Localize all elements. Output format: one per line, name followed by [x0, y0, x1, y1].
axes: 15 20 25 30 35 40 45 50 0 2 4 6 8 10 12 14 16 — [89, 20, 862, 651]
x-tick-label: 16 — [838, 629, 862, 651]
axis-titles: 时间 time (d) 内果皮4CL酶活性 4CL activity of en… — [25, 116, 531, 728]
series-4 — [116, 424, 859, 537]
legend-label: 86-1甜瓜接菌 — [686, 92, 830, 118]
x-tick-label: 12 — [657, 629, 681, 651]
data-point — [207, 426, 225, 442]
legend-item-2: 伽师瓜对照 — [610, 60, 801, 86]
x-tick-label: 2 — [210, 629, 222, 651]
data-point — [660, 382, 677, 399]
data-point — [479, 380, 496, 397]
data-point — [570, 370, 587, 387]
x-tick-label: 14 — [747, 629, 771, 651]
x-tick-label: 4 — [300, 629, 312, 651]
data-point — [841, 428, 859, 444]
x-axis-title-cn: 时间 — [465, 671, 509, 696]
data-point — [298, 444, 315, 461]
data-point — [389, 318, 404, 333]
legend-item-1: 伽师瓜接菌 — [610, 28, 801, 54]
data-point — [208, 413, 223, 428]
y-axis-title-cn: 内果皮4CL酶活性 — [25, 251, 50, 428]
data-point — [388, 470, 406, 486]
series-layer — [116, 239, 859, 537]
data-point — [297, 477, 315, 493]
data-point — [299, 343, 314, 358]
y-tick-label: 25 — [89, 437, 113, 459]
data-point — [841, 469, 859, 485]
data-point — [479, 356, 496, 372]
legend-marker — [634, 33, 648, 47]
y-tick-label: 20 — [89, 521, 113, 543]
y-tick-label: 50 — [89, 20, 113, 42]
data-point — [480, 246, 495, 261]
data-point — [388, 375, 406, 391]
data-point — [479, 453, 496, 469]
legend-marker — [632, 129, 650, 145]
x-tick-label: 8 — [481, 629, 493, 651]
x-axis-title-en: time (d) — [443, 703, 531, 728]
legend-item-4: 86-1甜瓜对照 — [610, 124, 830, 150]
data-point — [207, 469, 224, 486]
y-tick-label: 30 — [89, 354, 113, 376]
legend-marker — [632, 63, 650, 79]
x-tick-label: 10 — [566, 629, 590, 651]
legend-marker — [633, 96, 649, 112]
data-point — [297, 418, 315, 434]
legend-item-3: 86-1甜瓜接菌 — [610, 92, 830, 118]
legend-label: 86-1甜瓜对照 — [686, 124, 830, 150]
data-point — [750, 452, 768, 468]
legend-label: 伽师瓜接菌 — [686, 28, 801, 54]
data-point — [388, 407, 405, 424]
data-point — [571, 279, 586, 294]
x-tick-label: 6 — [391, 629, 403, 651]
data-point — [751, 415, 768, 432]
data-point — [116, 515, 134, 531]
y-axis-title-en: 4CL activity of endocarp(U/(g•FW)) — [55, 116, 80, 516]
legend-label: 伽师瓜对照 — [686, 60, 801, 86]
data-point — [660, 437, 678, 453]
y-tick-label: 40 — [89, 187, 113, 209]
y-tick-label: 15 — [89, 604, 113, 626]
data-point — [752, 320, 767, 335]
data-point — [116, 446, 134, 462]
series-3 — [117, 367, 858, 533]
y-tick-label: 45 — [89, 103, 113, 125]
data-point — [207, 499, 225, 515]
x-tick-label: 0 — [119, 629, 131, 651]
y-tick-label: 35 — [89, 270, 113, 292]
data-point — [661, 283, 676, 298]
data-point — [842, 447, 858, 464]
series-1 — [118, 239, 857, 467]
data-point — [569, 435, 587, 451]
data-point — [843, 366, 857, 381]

..............................

## Instruction
Reproduce every entry above verbatim, line for line and in the same order.

## Written response
Localize all elements. Output format: one per line, name followed by [x0, y0, x1, y1].
axes: 15 20 25 30 35 40 45 50 0 2 4 6 8 10 12 14 16 — [89, 20, 862, 651]
x-tick-label: 16 — [838, 629, 862, 651]
axis-titles: 时间 time (d) 内果皮4CL酶活性 4CL activity of en… — [25, 116, 531, 728]
series-4 — [116, 424, 859, 537]
legend-label: 86-1甜瓜接菌 — [686, 92, 830, 118]
x-tick-label: 12 — [657, 629, 681, 651]
data-point — [207, 426, 225, 442]
legend-item-2: 伽师瓜对照 — [610, 60, 801, 86]
x-tick-label: 2 — [210, 629, 222, 651]
data-point — [660, 382, 677, 399]
data-point — [479, 380, 496, 397]
data-point — [570, 370, 587, 387]
x-tick-label: 14 — [747, 629, 771, 651]
x-tick-label: 4 — [300, 629, 312, 651]
data-point — [841, 428, 859, 444]
x-axis-title-cn: 时间 — [465, 671, 509, 696]
data-point — [298, 444, 315, 461]
data-point — [389, 318, 404, 333]
legend-item-1: 伽师瓜接菌 — [610, 28, 801, 54]
data-point — [208, 413, 223, 428]
y-axis-title-cn: 内果皮4CL酶活性 — [25, 251, 50, 428]
data-point — [388, 470, 406, 486]
series-layer — [116, 239, 859, 537]
data-point — [297, 477, 315, 493]
data-point — [299, 343, 314, 358]
y-tick-label: 25 — [89, 437, 113, 459]
data-point — [841, 469, 859, 485]
data-point — [479, 356, 496, 372]
legend-marker — [634, 33, 648, 47]
y-tick-label: 20 — [89, 521, 113, 543]
y-tick-label: 50 — [89, 20, 113, 42]
data-point — [480, 246, 495, 261]
data-point — [388, 375, 406, 391]
data-point — [479, 453, 496, 469]
legend-marker — [632, 129, 650, 145]
x-tick-label: 8 — [481, 629, 493, 651]
x-axis-title-en: time (d) — [443, 703, 531, 728]
legend-item-4: 86-1甜瓜对照 — [610, 124, 830, 150]
data-point — [207, 469, 224, 486]
y-tick-label: 30 — [89, 354, 113, 376]
legend-marker — [632, 63, 650, 79]
x-tick-label: 10 — [566, 629, 590, 651]
legend-marker — [633, 96, 649, 112]
data-point — [297, 418, 315, 434]
legend-item-3: 86-1甜瓜接菌 — [610, 92, 830, 118]
legend-label: 86-1甜瓜对照 — [686, 124, 830, 150]
data-point — [750, 452, 768, 468]
legend-label: 伽师瓜接菌 — [686, 28, 801, 54]
data-point — [388, 407, 405, 424]
data-point — [571, 279, 586, 294]
x-tick-label: 6 — [391, 629, 403, 651]
data-point — [751, 415, 768, 432]
data-point — [116, 515, 134, 531]
y-axis-title-en: 4CL activity of endocarp(U/(g•FW)) — [55, 116, 80, 516]
legend-label: 伽师瓜对照 — [686, 60, 801, 86]
data-point — [660, 437, 678, 453]
y-tick-label: 40 — [89, 187, 113, 209]
y-tick-label: 15 — [89, 604, 113, 626]
data-point — [752, 320, 767, 335]
data-point — [116, 446, 134, 462]
series-3 — [117, 367, 858, 533]
y-tick-label: 45 — [89, 103, 113, 125]
data-point — [207, 499, 225, 515]
x-tick-label: 0 — [119, 629, 131, 651]
y-tick-label: 35 — [89, 270, 113, 292]
data-point — [661, 283, 676, 298]
data-point — [842, 447, 858, 464]
series-1 — [118, 239, 857, 467]
data-point — [569, 435, 587, 451]
data-point — [843, 366, 857, 381]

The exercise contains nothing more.